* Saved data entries
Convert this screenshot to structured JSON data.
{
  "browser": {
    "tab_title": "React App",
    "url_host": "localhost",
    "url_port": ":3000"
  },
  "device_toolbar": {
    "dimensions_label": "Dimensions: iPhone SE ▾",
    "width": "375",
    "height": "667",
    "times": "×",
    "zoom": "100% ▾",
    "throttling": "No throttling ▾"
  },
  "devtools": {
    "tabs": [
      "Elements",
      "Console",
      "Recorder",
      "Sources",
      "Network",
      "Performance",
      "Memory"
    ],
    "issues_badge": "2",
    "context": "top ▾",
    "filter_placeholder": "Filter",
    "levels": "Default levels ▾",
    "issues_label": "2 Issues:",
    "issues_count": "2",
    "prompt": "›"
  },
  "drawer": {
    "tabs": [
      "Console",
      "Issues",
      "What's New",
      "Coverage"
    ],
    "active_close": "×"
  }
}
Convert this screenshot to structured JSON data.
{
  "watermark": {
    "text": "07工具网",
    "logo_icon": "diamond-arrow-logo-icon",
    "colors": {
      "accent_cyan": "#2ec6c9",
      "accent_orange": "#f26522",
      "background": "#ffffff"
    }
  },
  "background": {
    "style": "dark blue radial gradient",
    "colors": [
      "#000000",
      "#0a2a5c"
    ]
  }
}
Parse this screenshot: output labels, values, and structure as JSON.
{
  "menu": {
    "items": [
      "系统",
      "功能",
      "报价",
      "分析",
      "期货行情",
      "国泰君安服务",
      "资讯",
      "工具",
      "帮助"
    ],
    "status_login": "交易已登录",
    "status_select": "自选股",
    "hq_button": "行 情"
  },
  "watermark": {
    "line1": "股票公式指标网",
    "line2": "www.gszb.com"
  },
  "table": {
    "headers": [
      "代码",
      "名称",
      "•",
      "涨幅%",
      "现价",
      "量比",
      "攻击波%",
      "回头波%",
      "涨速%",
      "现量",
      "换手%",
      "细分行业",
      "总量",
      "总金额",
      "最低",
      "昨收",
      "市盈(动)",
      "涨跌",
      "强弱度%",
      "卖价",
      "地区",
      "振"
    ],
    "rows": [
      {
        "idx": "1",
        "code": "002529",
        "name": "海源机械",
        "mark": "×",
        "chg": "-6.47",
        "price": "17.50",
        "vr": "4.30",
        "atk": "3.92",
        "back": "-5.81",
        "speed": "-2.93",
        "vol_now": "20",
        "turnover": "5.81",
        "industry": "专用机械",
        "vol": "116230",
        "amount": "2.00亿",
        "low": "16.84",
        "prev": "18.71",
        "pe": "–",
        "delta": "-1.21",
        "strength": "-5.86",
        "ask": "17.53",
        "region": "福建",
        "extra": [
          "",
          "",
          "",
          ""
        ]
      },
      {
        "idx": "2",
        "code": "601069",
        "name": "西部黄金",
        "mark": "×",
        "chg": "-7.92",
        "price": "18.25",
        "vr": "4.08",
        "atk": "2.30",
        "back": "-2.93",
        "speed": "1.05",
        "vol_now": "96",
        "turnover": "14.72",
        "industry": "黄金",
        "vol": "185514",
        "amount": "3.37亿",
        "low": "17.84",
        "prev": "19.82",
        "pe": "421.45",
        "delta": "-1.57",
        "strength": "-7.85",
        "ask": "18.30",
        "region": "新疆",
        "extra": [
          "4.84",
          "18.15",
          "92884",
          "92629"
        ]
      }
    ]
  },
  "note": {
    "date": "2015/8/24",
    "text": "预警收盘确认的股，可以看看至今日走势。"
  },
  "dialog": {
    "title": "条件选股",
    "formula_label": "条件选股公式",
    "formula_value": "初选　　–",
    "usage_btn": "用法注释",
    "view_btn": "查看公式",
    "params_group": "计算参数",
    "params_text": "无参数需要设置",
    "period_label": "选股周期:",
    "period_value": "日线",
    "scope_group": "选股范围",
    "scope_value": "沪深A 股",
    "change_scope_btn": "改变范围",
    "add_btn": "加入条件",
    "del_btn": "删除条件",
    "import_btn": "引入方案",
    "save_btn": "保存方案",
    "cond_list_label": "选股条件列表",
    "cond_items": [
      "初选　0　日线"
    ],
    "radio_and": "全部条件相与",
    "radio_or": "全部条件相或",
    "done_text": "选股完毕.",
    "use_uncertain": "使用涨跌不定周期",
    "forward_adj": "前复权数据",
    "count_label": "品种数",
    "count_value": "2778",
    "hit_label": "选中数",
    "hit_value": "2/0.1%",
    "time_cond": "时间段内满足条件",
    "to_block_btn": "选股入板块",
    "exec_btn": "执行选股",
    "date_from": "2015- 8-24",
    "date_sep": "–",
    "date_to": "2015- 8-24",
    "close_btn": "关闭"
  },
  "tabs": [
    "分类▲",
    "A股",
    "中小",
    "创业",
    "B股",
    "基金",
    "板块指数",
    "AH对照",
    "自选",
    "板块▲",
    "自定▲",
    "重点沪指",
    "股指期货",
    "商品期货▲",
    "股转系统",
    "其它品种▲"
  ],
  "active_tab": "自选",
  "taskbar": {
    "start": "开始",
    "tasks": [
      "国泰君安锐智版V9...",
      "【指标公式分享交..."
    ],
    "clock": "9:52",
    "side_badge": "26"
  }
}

* DO THIS
Each entry is to be returned in full, character for character.

* RIGHT ANSWER
Convert this screenshot to structured JSON data.
{
  "browser": {
    "tab_title": "React App",
    "url_host": "localhost",
    "url_port": ":3000"
  },
  "device_toolbar": {
    "dimensions_label": "Dimensions: iPhone SE ▾",
    "width": "375",
    "height": "667",
    "times": "×",
    "zoom": "100% ▾",
    "throttling": "No throttling ▾"
  },
  "devtools": {
    "tabs": [
      "Elements",
      "Console",
      "Recorder",
      "Sources",
      "Network",
      "Performance",
      "Memory"
    ],
    "issues_badge": "2",
    "context": "top ▾",
    "filter_placeholder": "Filter",
    "levels": "Default levels ▾",
    "issues_label": "2 Issues:",
    "issues_count": "2",
    "prompt": "›"
  },
  "drawer": {
    "tabs": [
      "Console",
      "Issues",
      "What's New",
      "Coverage"
    ],
    "active_close": "×"
  }
}
Convert this screenshot to structured JSON data.
{
  "watermark": {
    "text": "07工具网",
    "logo_icon": "diamond-arrow-logo-icon",
    "colors": {
      "accent_cyan": "#2ec6c9",
      "accent_orange": "#f26522",
      "background": "#ffffff"
    }
  },
  "background": {
    "style": "dark blue radial gradient",
    "colors": [
      "#000000",
      "#0a2a5c"
    ]
  }
}
Parse this screenshot: output labels, values, and structure as JSON.
{
  "menu": {
    "items": [
      "系统",
      "功能",
      "报价",
      "分析",
      "期货行情",
      "国泰君安服务",
      "资讯",
      "工具",
      "帮助"
    ],
    "status_login": "交易已登录",
    "status_select": "自选股",
    "hq_button": "行 情"
  },
  "watermark": {
    "line1": "股票公式指标网",
    "line2": "www.gszb.com"
  },
  "table": {
    "headers": [
      "代码",
      "名称",
      "•",
      "涨幅%",
      "现价",
      "量比",
      "攻击波%",
      "回头波%",
      "涨速%",
      "现量",
      "换手%",
      "细分行业",
      "总量",
      "总金额",
      "最低",
      "昨收",
      "市盈(动)",
      "涨跌",
      "强弱度%",
      "卖价",
      "地区",
      "振"
    ],
    "rows": [
      {
        "idx": "1",
        "code": "002529",
        "name": "海源机械",
        "mark": "×",
        "chg": "-6.47",
        "price": "17.50",
        "vr": "4.30",
        "atk": "3.92",
        "back": "-5.81",
        "speed": "-2.93",
        "vol_now": "20",
        "turnover": "5.81",
        "industry": "专用机械",
        "vol": "116230",
        "amount": "2.00亿",
        "low": "16.84",
        "prev": "18.71",
        "pe": "–",
        "delta": "-1.21",
        "strength": "-5.86",
        "ask": "17.53",
        "region": "福建",
        "extra": [
          "",
          "",
          "",
          ""
        ]
      },
      {
        "idx": "2",
        "code": "601069",
        "name": "西部黄金",
        "mark": "×",
        "chg": "-7.92",
        "price": "18.25",
        "vr": "4.08",
        "atk": "2.30",
        "back": "-2.93",
        "speed": "1.05",
        "vol_now": "96",
        "turnover": "14.72",
        "industry": "黄金",
        "vol": "185514",
        "amount": "3.37亿",
        "low": "17.84",
        "prev": "19.82",
        "pe": "421.45",
        "delta": "-1.57",
        "strength": "-7.85",
        "ask": "18.30",
        "region": "新疆",
        "extra": [
          "4.84",
          "18.15",
          "92884",
          "92629"
        ]
      }
    ]
  },
  "note": {
    "date": "2015/8/24",
    "text": "预警收盘确认的股，可以看看至今日走势。"
  },
  "dialog": {
    "title": "条件选股",
    "formula_label": "条件选股公式",
    "formula_value": "初选　　–",
    "usage_btn": "用法注释",
    "view_btn": "查看公式",
    "params_group": "计算参数",
    "params_text": "无参数需要设置",
    "period_label": "选股周期:",
    "period_value": "日线",
    "scope_group": "选股范围",
    "scope_value": "沪深A 股",
    "change_scope_btn": "改变范围",
    "add_btn": "加入条件",
    "del_btn": "删除条件",
    "import_btn": "引入方案",
    "save_btn": "保存方案",
    "cond_list_label": "选股条件列表",
    "cond_items": [
      "初选　0　日线"
    ],
    "radio_and": "全部条件相与",
    "radio_or": "全部条件相或",
    "done_text": "选股完毕.",
    "use_uncertain": "使用涨跌不定周期",
    "forward_adj": "前复权数据",
    "count_label": "品种数",
    "count_value": "2778",
    "hit_label": "选中数",
    "hit_value": "2/0.1%",
    "time_cond": "时间段内满足条件",
    "to_block_btn": "选股入板块",
    "exec_btn": "执行选股",
    "date_from": "2015- 8-24",
    "date_sep": "–",
    "date_to": "2015- 8-24",
    "close_btn": "关闭"
  },
  "tabs": [
    "分类▲",
    "A股",
    "中小",
    "创业",
    "B股",
    "基金",
    "板块指数",
    "AH对照",
    "自选",
    "板块▲",
    "自定▲",
    "重点沪指",
    "股指期货",
    "商品期货▲",
    "股转系统",
    "其它品种▲"
  ],
  "active_tab": "自选",
  "taskbar": {
    "start": "开始",
    "tasks": [
      "国泰君安锐智版V9...",
      "【指标公式分享交..."
    ],
    "clock": "9:52",
    "side_badge": "26"
  }
}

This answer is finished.